- _DIRECTIONS FOR THIS TASK_: Repeat the data exactly. Pictures stay out.

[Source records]
□ □ □ □ □
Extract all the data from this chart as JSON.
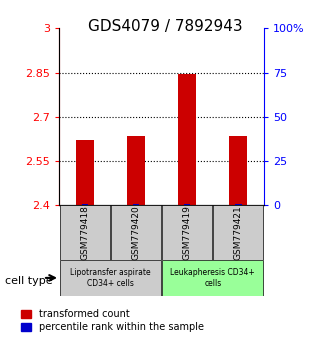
{
  "title": "GDS4079 / 7892943",
  "samples": [
    "GSM779418",
    "GSM779420",
    "GSM779419",
    "GSM779421"
  ],
  "transformed_counts": [
    2.62,
    2.635,
    2.845,
    2.635
  ],
  "percentile_rank_values": [
    1,
    1,
    1,
    1
  ],
  "ylim_left": [
    2.4,
    3.0
  ],
  "ylim_right": [
    0,
    100
  ],
  "yticks_left": [
    2.4,
    2.55,
    2.7,
    2.85,
    3.0
  ],
  "yticks_right": [
    0,
    25,
    50,
    75,
    100
  ],
  "ytick_labels_left": [
    "2.4",
    "2.55",
    "2.7",
    "2.85",
    "3"
  ],
  "ytick_labels_right": [
    "0",
    "25",
    "50",
    "75",
    "100%"
  ],
  "dotted_lines": [
    2.55,
    2.7,
    2.85
  ],
  "bar_color": "#cc0000",
  "percentile_color": "#0000cc",
  "bar_width": 0.35,
  "group1_label": "Lipotransfer aspirate\nCD34+ cells",
  "group2_label": "Leukapheresis CD34+\ncells",
  "group1_color": "#cccccc",
  "group2_color": "#99ff99",
  "cell_type_label": "cell type",
  "legend_red_label": "transformed count",
  "legend_blue_label": "percentile rank within the sample",
  "title_fontsize": 11,
  "tick_fontsize": 8
}
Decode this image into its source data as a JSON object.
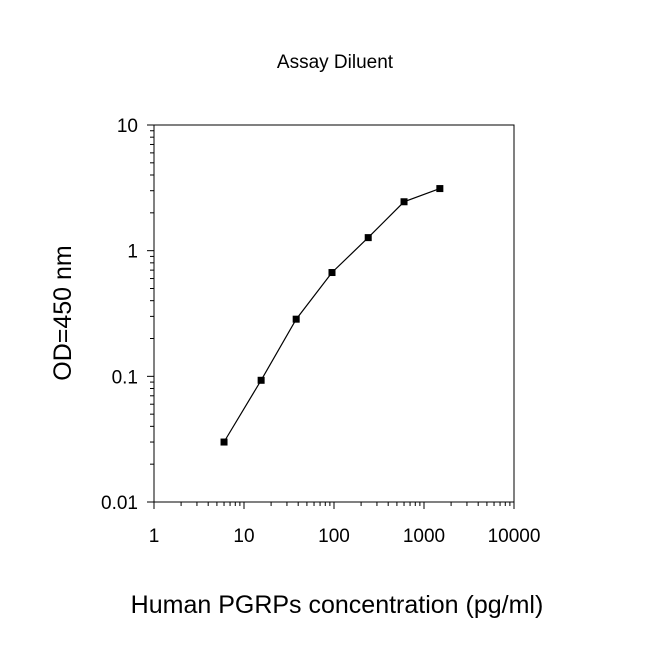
{
  "chart_data": {
    "type": "line",
    "title": "Assay Diluent",
    "xlabel": "Human PGRPs concentration (pg/ml)",
    "ylabel": "OD=450 nm",
    "x_scale": "log",
    "y_scale": "log",
    "xlim": [
      1,
      10000
    ],
    "ylim": [
      0.01,
      10
    ],
    "x_ticks": [
      {
        "value": 1,
        "label": "1"
      },
      {
        "value": 10,
        "label": "10"
      },
      {
        "value": 100,
        "label": "100"
      },
      {
        "value": 1000,
        "label": "1000"
      },
      {
        "value": 10000,
        "label": "10000"
      }
    ],
    "y_ticks": [
      {
        "value": 0.01,
        "label": "0.01"
      },
      {
        "value": 0.1,
        "label": "0.1"
      },
      {
        "value": 1,
        "label": "1"
      },
      {
        "value": 10,
        "label": "10"
      }
    ],
    "grid": false,
    "legend": "none",
    "series": [
      {
        "x": [
          6,
          15.5,
          38,
          95,
          240,
          600,
          1500
        ],
        "y": [
          0.03,
          0.093,
          0.285,
          0.67,
          1.27,
          2.45,
          3.12
        ]
      }
    ],
    "colors": {
      "line": "#000000",
      "marker": "#000000",
      "axis": "#000000"
    }
  }
}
□ □ □ □ □
- _WRITTEN RESPONSE_:
Extract all the data from this chart as JSON.
{
  "title": "GDS4079 / 7892943",
  "samples": [
    "GSM779418",
    "GSM779420",
    "GSM779419",
    "GSM779421"
  ],
  "transformed_counts": [
    2.62,
    2.635,
    2.845,
    2.635
  ],
  "percentile_rank_values": [
    1,
    1,
    1,
    1
  ],
  "ylim_left": [
    2.4,
    3.0
  ],
  "ylim_right": [
    0,
    100
  ],
  "yticks_left": [
    2.4,
    2.55,
    2.7,
    2.85,
    3.0
  ],
  "yticks_right": [
    0,
    25,
    50,
    75,
    100
  ],
  "ytick_labels_left": [
    "2.4",
    "2.55",
    "2.7",
    "2.85",
    "3"
  ],
  "ytick_labels_right": [
    "0",
    "25",
    "50",
    "75",
    "100%"
  ],
  "dotted_lines": [
    2.55,
    2.7,
    2.85
  ],
  "bar_color": "#cc0000",
  "percentile_color": "#0000cc",
  "bar_width": 0.35,
  "group1_label": "Lipotransfer aspirate\nCD34+ cells",
  "group2_label": "Leukapheresis CD34+\ncells",
  "group1_color": "#cccccc",
  "group2_color": "#99ff99",
  "cell_type_label": "cell type",
  "legend_red_label": "transformed count",
  "legend_blue_label": "percentile rank within the sample",
  "title_fontsize": 11,
  "tick_fontsize": 8
}
Decode this image into its source data as a JSON object.
{
  "chart_data": {
    "type": "line",
    "title": "Assay Diluent",
    "xlabel": "Human PGRPs concentration (pg/ml)",
    "ylabel": "OD=450 nm",
    "x_scale": "log",
    "y_scale": "log",
    "xlim": [
      1,
      10000
    ],
    "ylim": [
      0.01,
      10
    ],
    "x_ticks": [
      {
        "value": 1,
        "label": "1"
      },
      {
        "value": 10,
        "label": "10"
      },
      {
        "value": 100,
        "label": "100"
      },
      {
        "value": 1000,
        "label": "1000"
      },
      {
        "value": 10000,
        "label": "10000"
      }
    ],
    "y_ticks": [
      {
        "value": 0.01,
        "label": "0.01"
      },
      {
        "value": 0.1,
        "label": "0.1"
      },
      {
        "value": 1,
        "label": "1"
      },
      {
        "value": 10,
        "label": "10"
      }
    ],
    "grid": false,
    "legend": "none",
    "series": [
      {
        "x": [
          6,
          15.5,
          38,
          95,
          240,
          600,
          1500
        ],
        "y": [
          0.03,
          0.093,
          0.285,
          0.67,
          1.27,
          2.45,
          3.12
        ]
      }
    ],
    "colors": {
      "line": "#000000",
      "marker": "#000000",
      "axis": "#000000"
    }
  }
}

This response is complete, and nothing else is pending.